# [DIRECTIVE]
Write out the listing below again, precisely as it is given.

═══ DATA EXCERPTS ═══

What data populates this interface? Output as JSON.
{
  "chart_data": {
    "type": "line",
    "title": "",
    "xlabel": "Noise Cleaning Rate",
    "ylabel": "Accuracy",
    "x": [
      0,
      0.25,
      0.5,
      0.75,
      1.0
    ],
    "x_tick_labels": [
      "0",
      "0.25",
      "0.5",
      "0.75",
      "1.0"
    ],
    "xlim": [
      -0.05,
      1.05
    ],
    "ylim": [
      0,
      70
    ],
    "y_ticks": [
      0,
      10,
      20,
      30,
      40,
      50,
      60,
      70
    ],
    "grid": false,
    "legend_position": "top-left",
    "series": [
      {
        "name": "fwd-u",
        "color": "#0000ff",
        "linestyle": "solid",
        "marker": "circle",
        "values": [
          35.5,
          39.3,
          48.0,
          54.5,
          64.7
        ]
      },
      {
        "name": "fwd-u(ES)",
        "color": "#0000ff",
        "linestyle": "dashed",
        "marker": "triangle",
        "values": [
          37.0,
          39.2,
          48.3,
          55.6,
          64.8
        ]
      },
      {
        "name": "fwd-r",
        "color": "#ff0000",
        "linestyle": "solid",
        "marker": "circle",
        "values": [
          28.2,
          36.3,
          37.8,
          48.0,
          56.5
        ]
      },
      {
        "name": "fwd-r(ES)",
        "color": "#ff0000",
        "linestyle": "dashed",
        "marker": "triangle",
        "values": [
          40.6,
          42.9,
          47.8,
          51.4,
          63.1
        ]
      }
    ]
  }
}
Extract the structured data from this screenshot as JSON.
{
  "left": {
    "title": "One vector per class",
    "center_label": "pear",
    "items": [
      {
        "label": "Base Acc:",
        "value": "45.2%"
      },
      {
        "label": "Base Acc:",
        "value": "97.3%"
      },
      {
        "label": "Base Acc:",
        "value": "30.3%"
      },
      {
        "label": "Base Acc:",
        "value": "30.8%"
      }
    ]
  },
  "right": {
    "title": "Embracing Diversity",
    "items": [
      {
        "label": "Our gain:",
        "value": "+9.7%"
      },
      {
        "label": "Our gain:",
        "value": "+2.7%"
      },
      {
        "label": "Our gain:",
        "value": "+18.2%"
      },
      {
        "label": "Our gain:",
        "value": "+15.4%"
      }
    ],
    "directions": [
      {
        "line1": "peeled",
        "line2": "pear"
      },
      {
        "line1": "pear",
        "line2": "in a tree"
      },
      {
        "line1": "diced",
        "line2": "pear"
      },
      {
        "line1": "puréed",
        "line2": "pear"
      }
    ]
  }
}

═══

# [FINAL RESULT]
What data populates this interface? Output as JSON.
{
  "chart_data": {
    "type": "line",
    "title": "",
    "xlabel": "Noise Cleaning Rate",
    "ylabel": "Accuracy",
    "x": [
      0,
      0.25,
      0.5,
      0.75,
      1.0
    ],
    "x_tick_labels": [
      "0",
      "0.25",
      "0.5",
      "0.75",
      "1.0"
    ],
    "xlim": [
      -0.05,
      1.05
    ],
    "ylim": [
      0,
      70
    ],
    "y_ticks": [
      0,
      10,
      20,
      30,
      40,
      50,
      60,
      70
    ],
    "grid": false,
    "legend_position": "top-left",
    "series": [
      {
        "name": "fwd-u",
        "color": "#0000ff",
        "linestyle": "solid",
        "marker": "circle",
        "values": [
          35.5,
          39.3,
          48.0,
          54.5,
          64.7
        ]
      },
      {
        "name": "fwd-u(ES)",
        "color": "#0000ff",
        "linestyle": "dashed",
        "marker": "triangle",
        "values": [
          37.0,
          39.2,
          48.3,
          55.6,
          64.8
        ]
      },
      {
        "name": "fwd-r",
        "color": "#ff0000",
        "linestyle": "solid",
        "marker": "circle",
        "values": [
          28.2,
          36.3,
          37.8,
          48.0,
          56.5
        ]
      },
      {
        "name": "fwd-r(ES)",
        "color": "#ff0000",
        "linestyle": "dashed",
        "marker": "triangle",
        "values": [
          40.6,
          42.9,
          47.8,
          51.4,
          63.1
        ]
      }
    ]
  }
}
Extract the structured data from this screenshot as JSON.
{
  "left": {
    "title": "One vector per class",
    "center_label": "pear",
    "items": [
      {
        "label": "Base Acc:",
        "value": "45.2%"
      },
      {
        "label": "Base Acc:",
        "value": "97.3%"
      },
      {
        "label": "Base Acc:",
        "value": "30.3%"
      },
      {
        "label": "Base Acc:",
        "value": "30.8%"
      }
    ]
  },
  "right": {
    "title": "Embracing Diversity",
    "items": [
      {
        "label": "Our gain:",
        "value": "+9.7%"
      },
      {
        "label": "Our gain:",
        "value": "+2.7%"
      },
      {
        "label": "Our gain:",
        "value": "+18.2%"
      },
      {
        "label": "Our gain:",
        "value": "+15.4%"
      }
    ],
    "directions": [
      {
        "line1": "peeled",
        "line2": "pear"
      },
      {
        "line1": "pear",
        "line2": "in a tree"
      },
      {
        "line1": "diced",
        "line2": "pear"
      },
      {
        "line1": "puréed",
        "line2": "pear"
      }
    ]
  }
}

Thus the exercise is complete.